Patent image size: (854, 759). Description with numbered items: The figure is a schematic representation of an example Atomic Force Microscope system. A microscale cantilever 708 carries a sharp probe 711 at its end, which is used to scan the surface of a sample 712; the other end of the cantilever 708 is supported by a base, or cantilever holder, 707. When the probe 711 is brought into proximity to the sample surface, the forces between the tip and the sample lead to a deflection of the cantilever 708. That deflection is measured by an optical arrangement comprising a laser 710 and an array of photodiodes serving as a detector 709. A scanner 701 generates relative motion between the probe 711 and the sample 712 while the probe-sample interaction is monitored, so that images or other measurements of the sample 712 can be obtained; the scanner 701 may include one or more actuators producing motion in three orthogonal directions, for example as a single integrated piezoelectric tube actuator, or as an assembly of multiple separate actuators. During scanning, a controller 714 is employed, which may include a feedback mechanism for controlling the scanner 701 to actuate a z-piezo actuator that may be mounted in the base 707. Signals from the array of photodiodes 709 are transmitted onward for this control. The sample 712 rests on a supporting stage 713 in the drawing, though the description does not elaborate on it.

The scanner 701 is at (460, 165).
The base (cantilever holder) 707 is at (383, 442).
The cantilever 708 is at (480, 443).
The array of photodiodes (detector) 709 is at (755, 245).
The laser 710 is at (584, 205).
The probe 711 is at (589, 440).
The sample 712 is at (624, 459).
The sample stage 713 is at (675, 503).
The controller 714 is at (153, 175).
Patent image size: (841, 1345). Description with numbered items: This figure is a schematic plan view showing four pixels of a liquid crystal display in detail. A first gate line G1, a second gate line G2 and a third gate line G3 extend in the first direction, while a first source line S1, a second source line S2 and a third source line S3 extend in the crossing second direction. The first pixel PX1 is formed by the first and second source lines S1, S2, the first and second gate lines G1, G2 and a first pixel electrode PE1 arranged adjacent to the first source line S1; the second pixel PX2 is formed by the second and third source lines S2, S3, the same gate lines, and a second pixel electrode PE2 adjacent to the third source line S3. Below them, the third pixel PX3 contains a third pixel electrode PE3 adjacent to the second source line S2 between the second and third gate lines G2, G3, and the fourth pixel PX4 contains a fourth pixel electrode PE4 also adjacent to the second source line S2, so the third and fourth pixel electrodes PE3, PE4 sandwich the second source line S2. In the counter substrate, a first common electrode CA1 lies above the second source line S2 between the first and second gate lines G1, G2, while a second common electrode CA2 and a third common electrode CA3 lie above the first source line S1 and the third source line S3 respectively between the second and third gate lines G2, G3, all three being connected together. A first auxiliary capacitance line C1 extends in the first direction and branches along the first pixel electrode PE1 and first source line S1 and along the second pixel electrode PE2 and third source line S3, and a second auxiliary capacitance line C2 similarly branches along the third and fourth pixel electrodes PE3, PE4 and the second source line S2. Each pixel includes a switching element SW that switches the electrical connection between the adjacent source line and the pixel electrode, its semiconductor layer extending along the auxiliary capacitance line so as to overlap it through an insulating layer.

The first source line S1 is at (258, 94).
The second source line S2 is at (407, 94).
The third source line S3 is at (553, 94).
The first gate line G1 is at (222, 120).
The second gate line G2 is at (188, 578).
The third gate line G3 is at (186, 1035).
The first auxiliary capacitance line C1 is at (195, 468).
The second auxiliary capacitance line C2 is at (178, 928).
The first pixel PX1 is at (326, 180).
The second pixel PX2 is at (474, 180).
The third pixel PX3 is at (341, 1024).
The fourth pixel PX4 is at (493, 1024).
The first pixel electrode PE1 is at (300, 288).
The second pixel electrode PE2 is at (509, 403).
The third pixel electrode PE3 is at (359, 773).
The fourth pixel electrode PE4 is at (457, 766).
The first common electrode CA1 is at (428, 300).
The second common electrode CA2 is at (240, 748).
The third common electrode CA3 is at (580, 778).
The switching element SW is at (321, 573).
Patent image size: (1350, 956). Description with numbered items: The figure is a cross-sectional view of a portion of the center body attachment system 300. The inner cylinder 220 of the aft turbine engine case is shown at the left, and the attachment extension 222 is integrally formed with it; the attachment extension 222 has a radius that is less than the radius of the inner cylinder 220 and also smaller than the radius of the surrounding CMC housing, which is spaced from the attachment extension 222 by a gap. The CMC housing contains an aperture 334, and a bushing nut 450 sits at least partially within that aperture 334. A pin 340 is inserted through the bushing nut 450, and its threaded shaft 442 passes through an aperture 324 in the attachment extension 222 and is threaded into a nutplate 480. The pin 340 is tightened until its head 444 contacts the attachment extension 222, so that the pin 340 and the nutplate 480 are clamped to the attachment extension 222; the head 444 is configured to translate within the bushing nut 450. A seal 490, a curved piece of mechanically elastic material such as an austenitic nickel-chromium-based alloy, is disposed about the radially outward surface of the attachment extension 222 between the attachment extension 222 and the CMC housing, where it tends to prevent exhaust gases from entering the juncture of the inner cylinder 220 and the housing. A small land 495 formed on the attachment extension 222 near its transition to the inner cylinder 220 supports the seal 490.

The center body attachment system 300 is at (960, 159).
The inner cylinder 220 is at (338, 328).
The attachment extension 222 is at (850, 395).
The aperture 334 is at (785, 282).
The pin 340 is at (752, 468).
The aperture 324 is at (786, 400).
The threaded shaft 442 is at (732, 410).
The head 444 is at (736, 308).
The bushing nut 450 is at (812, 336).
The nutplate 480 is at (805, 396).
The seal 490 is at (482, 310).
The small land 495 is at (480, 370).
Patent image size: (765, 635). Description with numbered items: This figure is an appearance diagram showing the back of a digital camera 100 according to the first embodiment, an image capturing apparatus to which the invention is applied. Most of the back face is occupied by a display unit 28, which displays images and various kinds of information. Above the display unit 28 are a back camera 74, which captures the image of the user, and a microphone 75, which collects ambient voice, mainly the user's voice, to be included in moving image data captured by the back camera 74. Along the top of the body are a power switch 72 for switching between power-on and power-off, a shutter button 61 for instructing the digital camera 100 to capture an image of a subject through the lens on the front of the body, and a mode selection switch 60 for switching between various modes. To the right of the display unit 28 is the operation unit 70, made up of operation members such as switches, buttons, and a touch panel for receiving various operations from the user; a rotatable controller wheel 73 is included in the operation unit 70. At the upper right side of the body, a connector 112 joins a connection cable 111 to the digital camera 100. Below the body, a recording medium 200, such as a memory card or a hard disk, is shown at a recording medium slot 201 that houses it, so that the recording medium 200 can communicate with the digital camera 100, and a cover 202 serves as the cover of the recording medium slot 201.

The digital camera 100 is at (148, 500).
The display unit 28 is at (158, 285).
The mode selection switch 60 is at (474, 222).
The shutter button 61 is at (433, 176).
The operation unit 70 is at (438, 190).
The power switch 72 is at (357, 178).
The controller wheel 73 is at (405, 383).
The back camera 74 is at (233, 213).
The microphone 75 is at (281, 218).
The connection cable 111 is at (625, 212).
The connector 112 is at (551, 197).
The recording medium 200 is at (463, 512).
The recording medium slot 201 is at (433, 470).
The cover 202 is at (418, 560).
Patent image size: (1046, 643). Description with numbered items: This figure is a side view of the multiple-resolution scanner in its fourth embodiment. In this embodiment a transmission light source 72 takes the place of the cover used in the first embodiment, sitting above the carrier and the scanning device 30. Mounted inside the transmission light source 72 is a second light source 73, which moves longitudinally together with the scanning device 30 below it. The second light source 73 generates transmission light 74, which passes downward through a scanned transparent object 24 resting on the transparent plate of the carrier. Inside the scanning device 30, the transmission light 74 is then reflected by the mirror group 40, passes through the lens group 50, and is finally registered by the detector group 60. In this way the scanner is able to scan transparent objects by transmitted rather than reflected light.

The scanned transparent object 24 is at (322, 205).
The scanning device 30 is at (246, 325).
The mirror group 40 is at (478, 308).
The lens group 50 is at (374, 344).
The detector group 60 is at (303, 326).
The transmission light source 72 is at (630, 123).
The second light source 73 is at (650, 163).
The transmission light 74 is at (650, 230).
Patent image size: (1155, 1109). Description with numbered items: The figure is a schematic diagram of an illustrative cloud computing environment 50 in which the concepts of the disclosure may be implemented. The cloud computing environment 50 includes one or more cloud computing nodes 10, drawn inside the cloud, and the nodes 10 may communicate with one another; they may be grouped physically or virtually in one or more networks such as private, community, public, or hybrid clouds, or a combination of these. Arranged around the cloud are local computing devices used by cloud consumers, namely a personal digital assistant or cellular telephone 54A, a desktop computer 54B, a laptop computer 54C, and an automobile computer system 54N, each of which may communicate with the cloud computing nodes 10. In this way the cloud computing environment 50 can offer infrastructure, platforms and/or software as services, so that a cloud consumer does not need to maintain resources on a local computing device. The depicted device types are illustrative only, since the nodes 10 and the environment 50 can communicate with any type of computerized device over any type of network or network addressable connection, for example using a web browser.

++++++

What to do: Lay out the lines of the data between the line containing "Patent image size: (1046, 643)." and the line containing "The mirror group 40 is at (478, 308).", inclusive, as a Markdown table with the columns Row and Line, skipping any blank lines.

Exercise result:
| Row | Line |
|---|---|
| 1 | Patent image size: (1046, 643). Description with numbered items: This figure is a side view of the multiple-resolution scanner in its fourth embodiment. In this embodiment a transmission light source 72 takes the place of the cover used in the first embodiment, sitting above the carrier and the scanning device 30. Mounted inside the transmission light source 72 is a second light source 73, which moves longitudinally together with the scanning device 30 below it. The second light source 73 generates transmission light 74, which passes downward through a scanned transparent object 24 resting on the transparent plate of the carrier. Inside the scanning device 30, the transmission light 74 is then reflected by the mirror group 40, passes through the lens group 50, and is finally registered by the detector group 60. In this way the scanner is able to scan transparent objects by transmitted rather than reflected light. |
| 2 | The scanned transparent object 24 is at (322, 205). |
| 3 | The scanning device 30 is at (246, 325). |
| 4 | The mirror group 40 is at (478, 308). |